EXTRACTED DATA:
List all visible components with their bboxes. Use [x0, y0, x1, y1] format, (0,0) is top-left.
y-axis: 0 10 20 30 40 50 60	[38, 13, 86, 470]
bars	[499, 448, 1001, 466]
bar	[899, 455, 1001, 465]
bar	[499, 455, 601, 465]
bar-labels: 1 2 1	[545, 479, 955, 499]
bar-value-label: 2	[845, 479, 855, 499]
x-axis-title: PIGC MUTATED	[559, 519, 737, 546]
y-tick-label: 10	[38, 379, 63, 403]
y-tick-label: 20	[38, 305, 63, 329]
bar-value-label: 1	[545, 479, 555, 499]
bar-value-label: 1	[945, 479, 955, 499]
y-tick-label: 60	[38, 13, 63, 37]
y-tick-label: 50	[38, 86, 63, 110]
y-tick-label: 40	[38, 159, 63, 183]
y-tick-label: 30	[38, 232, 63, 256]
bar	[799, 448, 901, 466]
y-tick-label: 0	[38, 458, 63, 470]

PROBLEM REQUIREMENTS: Reproduce each of the lines above without any change.

REPLY TO THE TASK:
List all visible components with their bboxes. Use [x0, y0, x1, y1] format, (0,0) is top-left.
y-axis: 0 10 20 30 40 50 60	[38, 13, 86, 470]
bars	[499, 448, 1001, 466]
bar	[899, 455, 1001, 465]
bar	[499, 455, 601, 465]
bar-labels: 1 2 1	[545, 479, 955, 499]
bar-value-label: 2	[845, 479, 855, 499]
x-axis-title: PIGC MUTATED	[559, 519, 737, 546]
y-tick-label: 10	[38, 379, 63, 403]
y-tick-label: 20	[38, 305, 63, 329]
bar-value-label: 1	[545, 479, 555, 499]
bar-value-label: 1	[945, 479, 955, 499]
y-tick-label: 60	[38, 13, 63, 37]
y-tick-label: 50	[38, 86, 63, 110]
y-tick-label: 40	[38, 159, 63, 183]
y-tick-label: 30	[38, 232, 63, 256]
bar	[799, 448, 901, 466]
y-tick-label: 0	[38, 458, 63, 470]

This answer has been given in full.